## Begin TEXT PROVIDED

How to use Omni's Cable Impedance Calculator

Let's cut to the chase; if you came here for the numbers, we will tell you how to get them. Like all calculators from Omni, you put the numbers in, and it will automatically spit out the results, no need to press any button like a caveperson.

All banter aside, there is a bit more going on under this cable impedance calculator. Of course, we have fed the engine with the appropriate impedance equations to give the correct results, but we have also "taught" the calculator what variables you need for each cable type.

I might add that if you're looking to calculate the electrical impedance of a circuit, they have a separate impedance matching calculator and a PCB impedance calculator for various PCB-mounted conductors.

Due to its geometry, the coaxial cable impedance requires you to know the inner wire's diameter and the outer shielding. However, the twisted pair cable requires the conductors' diameter and the spacing between them; there is no shielding. But you don't need to remember that; the calculator will show only the relevant variables for your calculations.

So getting the numbers is as easy as 1 (select the type of cable), 2 (write down the values), 3 (enjoy the results appearing automatically). We literally cannot make it easier for you.

But we could make it more complete, right? Yes, and we have. Because when you are trying to find your cable impedance, you generally are also after values like the cut-off frequency (for coaxial cables), the capacitance, the inductance, and the signal's delay. We have also baked those into the calculator so that you don't need to look elsewhere.

However, the one thing the calculator cannot do for you is to explain how we get those numbers, what impedance is or how the coaxial cable impedance differs from the twisted pair cable. It's a calculator, not an "explanator".

Impedance definition: What is impedance?

And that's precisely why we have a text accompanying the calculator, explaining how it works, the science behind it, and why you want to use it. You probably don't need a why; you probably came here because you need that value for something you are doing. But some of you, especially those starting out in electronics, might need a refresher on what impedance is.

## End TEXT PROVIDED
## Begin EXTRACTED ENTRIES

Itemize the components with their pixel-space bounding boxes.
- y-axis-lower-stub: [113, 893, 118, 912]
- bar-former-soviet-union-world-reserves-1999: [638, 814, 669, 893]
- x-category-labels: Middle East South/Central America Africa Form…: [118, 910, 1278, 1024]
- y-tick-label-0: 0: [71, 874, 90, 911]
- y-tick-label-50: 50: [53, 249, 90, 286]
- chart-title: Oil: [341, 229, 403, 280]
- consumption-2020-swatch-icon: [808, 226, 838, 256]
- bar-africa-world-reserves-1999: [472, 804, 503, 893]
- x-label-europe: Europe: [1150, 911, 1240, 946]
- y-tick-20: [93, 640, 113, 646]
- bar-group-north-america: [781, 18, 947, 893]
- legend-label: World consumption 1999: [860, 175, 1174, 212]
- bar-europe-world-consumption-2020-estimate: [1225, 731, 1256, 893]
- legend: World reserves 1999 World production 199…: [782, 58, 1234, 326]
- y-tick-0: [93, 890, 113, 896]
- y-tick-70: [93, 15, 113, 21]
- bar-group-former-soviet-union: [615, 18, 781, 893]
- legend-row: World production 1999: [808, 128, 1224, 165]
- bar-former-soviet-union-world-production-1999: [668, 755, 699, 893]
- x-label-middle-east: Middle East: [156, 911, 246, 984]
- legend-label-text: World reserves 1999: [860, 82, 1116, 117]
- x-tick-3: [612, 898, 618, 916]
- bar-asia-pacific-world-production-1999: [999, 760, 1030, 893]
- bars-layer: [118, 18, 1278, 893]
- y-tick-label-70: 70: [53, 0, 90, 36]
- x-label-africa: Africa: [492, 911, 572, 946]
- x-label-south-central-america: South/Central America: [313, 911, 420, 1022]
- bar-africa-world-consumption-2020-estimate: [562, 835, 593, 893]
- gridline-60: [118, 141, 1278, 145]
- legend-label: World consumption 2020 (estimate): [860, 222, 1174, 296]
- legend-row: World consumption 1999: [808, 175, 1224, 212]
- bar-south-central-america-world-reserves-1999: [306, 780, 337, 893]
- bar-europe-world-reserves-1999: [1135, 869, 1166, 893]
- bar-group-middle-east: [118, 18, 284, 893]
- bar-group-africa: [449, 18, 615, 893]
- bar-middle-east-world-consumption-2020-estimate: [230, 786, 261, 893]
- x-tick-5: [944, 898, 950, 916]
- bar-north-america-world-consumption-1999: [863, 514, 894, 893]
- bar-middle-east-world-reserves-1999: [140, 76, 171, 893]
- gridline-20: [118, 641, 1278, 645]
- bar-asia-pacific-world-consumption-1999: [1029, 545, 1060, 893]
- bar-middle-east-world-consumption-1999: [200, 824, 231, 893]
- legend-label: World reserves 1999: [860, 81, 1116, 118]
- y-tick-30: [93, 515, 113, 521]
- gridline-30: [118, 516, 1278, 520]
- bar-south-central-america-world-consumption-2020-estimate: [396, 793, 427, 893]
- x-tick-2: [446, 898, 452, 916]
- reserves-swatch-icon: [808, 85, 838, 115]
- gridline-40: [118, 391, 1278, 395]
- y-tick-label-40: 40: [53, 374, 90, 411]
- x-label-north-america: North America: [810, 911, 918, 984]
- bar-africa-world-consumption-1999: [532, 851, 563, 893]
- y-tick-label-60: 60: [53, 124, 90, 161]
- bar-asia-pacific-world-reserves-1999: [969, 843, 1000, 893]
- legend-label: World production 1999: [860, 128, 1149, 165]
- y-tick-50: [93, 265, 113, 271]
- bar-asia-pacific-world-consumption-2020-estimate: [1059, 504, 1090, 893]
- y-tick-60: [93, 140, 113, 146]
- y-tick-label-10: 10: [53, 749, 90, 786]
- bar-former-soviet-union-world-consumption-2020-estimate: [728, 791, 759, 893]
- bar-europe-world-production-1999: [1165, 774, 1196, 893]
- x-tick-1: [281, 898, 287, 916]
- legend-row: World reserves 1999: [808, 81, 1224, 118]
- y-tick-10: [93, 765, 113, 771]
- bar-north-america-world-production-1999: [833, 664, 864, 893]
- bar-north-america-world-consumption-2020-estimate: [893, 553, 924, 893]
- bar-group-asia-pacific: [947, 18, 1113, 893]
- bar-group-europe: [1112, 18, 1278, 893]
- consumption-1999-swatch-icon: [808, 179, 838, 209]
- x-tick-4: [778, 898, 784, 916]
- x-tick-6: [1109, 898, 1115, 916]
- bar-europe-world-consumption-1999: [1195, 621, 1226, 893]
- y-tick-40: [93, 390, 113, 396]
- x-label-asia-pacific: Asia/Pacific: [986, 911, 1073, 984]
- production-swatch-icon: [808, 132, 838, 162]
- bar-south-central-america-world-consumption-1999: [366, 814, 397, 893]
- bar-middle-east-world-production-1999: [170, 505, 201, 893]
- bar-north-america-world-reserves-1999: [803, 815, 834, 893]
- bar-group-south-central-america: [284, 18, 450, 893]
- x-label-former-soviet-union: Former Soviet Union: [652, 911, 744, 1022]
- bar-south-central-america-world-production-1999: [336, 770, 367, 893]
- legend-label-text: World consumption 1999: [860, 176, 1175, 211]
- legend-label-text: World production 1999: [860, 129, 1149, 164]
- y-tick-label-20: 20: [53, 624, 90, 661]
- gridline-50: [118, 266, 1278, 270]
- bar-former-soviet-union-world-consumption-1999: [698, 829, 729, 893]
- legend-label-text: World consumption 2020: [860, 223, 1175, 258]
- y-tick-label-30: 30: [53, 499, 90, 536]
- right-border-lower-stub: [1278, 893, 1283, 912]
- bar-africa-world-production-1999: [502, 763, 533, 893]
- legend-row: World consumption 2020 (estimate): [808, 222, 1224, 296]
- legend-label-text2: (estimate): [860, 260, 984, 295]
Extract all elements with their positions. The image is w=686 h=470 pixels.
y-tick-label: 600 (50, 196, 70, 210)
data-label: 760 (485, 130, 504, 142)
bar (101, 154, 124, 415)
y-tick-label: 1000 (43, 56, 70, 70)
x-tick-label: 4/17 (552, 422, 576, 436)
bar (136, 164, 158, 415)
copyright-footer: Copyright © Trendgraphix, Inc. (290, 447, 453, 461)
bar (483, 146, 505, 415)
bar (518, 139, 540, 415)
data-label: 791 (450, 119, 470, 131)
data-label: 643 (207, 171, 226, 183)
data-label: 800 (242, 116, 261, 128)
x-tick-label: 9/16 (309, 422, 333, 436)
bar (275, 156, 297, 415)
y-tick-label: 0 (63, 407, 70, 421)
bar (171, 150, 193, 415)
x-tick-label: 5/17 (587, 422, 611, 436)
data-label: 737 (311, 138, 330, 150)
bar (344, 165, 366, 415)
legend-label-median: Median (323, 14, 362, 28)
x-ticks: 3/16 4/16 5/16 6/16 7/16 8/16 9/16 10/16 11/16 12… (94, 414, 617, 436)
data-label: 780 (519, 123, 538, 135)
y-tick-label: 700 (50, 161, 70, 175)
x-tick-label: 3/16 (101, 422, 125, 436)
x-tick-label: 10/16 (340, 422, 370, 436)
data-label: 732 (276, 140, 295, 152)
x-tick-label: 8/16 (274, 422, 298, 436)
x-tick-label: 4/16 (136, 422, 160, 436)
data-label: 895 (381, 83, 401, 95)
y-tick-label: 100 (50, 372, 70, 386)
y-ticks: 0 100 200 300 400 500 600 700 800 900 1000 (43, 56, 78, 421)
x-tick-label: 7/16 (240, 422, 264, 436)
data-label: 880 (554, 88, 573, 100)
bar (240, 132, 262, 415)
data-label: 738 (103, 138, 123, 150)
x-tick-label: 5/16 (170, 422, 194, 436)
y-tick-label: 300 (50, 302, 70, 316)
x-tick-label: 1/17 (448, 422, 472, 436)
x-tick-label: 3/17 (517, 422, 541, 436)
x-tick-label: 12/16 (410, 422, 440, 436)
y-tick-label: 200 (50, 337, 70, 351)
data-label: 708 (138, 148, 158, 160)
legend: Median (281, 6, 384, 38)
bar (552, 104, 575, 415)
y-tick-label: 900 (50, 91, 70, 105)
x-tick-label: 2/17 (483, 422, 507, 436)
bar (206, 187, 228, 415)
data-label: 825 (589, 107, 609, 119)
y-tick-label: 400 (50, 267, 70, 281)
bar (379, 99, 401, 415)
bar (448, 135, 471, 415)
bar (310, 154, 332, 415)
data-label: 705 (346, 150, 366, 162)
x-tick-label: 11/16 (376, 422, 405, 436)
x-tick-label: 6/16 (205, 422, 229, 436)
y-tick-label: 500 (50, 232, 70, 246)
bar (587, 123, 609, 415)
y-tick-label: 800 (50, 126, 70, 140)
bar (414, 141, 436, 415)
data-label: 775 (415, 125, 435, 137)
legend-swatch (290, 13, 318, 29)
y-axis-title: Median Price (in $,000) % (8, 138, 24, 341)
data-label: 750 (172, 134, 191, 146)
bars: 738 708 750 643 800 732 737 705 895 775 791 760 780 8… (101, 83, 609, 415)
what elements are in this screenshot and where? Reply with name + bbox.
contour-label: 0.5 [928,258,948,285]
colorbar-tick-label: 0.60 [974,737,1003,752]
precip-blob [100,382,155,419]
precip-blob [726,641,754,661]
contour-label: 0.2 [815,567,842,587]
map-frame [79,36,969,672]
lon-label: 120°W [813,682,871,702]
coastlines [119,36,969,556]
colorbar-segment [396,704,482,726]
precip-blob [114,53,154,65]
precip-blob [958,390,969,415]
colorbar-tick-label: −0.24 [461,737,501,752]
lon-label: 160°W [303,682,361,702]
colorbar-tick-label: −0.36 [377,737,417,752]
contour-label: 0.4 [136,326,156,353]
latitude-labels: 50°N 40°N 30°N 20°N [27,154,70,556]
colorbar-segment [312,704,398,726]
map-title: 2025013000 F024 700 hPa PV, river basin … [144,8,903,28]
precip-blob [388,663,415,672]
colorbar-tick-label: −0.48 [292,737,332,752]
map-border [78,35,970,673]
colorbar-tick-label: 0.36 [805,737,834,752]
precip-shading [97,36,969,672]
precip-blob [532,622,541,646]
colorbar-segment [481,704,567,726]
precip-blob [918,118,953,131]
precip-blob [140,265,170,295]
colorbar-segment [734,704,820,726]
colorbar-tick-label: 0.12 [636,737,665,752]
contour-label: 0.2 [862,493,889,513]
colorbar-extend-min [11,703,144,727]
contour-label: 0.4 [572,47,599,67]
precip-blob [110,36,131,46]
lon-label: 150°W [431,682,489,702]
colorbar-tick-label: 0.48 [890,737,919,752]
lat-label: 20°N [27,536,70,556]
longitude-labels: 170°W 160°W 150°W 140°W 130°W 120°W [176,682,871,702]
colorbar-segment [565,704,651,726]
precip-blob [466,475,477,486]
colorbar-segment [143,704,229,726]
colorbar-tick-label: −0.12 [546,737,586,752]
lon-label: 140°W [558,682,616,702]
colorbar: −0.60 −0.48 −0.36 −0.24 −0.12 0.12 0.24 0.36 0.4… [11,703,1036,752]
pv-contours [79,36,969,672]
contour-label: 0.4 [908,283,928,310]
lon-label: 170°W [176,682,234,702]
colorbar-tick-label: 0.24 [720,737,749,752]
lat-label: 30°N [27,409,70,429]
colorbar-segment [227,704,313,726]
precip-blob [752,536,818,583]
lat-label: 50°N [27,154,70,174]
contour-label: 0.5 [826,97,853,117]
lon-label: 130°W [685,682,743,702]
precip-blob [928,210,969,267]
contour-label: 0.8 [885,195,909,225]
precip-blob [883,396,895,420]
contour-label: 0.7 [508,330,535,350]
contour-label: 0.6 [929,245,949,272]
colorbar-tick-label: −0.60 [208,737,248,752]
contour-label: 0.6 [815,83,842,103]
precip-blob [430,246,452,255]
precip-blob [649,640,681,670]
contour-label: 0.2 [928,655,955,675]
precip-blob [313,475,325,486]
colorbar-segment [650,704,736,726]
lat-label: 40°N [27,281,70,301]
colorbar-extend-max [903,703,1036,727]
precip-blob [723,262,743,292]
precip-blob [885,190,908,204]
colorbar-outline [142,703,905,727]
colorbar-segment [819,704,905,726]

## End EXTRACTED ENTRIES

• WHAT IS REQUIRED:
Answer these from the cable impedance calculator guide:
(a) What two measurements does a twisted pair cable require?
(b) Which value is computed only for coaxial cables?
(c) What are the three steps for getting the numbers?
The entries aren't needed here.

• CORRECT RESULT:
(a) The conductors' diameter and the spacing between them.
(b) The cut-off frequency.
(c) Select the type of cable, write down the values, and enjoy the results appearing automatically.